## Objetivo 1
Responda com base no acórdão:
(a) Quem é o magistrado responsável?
(b) Em que data foi dissolvido o casamento entre exequente e executado?
(c) Qual é o número do processo de divórcio na Conservatória do Registo Civil?

Acórdão nº 4649/21.0T8GMR.G1 de Tribunal da Relação de Guimarães, 10 de Março de 2022

Magistrado ResponsávelPAULO REIS
Data da Resolução10 de Março de 2022
EmissorTribunal da Relação de Guimarães

Acordam na 2.ª Secção Cível do Tribunal da Relação de Guimarães: I. Relatório M. F.

, intentou execução para entrega de coisa contra A. O.

, dando à execução a decisão proferida nos autos de divórcio por mútuo consentimento que correram termos junto da Conservatória do Registo Civil de .. - Processo n.º 808/2017 -, junta por certidão.

Alega, no requerimento executivo, que: «1. Exequente, M. F., e Executado, A. O., casaram em - de Agosto de 1989.

  1. Casamento esse, que viria a ser dissolvido, em 18 de Julho de 2017, por via de divórcio e separação de pessoas e bens por mútuo consentimento, decretado pela Conservatória do Registo Civil da .. - Processo n.º 808/2017.

  2. Divórcio que apenas se mostrou possível pelo facto de Exequente e Executado estarem de acordo quanto à casa de morada de família, tendo o referido acordo sido na mencionada data homologado.

## Dados fornecidos
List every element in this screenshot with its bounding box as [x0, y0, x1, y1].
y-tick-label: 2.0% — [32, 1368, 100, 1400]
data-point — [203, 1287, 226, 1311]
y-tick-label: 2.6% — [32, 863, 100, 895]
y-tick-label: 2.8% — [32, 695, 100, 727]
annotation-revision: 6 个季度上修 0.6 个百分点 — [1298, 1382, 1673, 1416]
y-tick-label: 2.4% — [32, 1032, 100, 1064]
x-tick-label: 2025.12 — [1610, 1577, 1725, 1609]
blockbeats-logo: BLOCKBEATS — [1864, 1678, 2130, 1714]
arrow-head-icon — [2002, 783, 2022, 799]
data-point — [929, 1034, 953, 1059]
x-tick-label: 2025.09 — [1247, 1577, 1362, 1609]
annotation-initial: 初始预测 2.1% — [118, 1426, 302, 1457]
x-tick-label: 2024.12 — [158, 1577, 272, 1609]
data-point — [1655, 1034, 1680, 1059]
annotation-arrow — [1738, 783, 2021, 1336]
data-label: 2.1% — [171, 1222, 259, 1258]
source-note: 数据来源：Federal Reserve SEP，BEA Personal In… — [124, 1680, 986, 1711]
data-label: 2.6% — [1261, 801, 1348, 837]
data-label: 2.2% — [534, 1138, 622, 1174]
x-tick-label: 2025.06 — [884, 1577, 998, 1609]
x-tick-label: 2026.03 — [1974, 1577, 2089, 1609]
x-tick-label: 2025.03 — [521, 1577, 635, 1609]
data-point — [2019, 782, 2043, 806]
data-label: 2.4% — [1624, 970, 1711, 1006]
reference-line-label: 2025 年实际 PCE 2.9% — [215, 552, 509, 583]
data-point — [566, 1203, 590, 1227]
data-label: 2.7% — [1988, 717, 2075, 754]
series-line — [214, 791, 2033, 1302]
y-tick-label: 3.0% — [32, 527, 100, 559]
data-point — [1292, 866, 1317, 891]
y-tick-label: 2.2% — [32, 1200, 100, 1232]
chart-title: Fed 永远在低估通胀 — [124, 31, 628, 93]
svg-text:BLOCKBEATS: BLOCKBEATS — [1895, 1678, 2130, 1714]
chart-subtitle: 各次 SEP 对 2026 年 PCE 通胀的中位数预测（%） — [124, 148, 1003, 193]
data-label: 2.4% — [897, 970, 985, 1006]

## Objetivo 2
Reproduza sem alterações as linhas da listagem, desde a primeira até à linha que contém "blockbeats-logo: BLOCKBEATS —", ambas incluídas.

## Resposta completa 1
(a) PAULO REIS
(b) 18 de Julho de 2017
(c) Processo n.º 808/2017

## Resposta completa 2
List every element in this screenshot with its bounding box as [x0, y0, x1, y1].
y-tick-label: 2.0% — [32, 1368, 100, 1400]
data-point — [203, 1287, 226, 1311]
y-tick-label: 2.6% — [32, 863, 100, 895]
y-tick-label: 2.8% — [32, 695, 100, 727]
annotation-revision: 6 个季度上修 0.6 个百分点 — [1298, 1382, 1673, 1416]
y-tick-label: 2.4% — [32, 1032, 100, 1064]
x-tick-label: 2025.12 — [1610, 1577, 1725, 1609]
blockbeats-logo: BLOCKBEATS — [1864, 1678, 2130, 1714]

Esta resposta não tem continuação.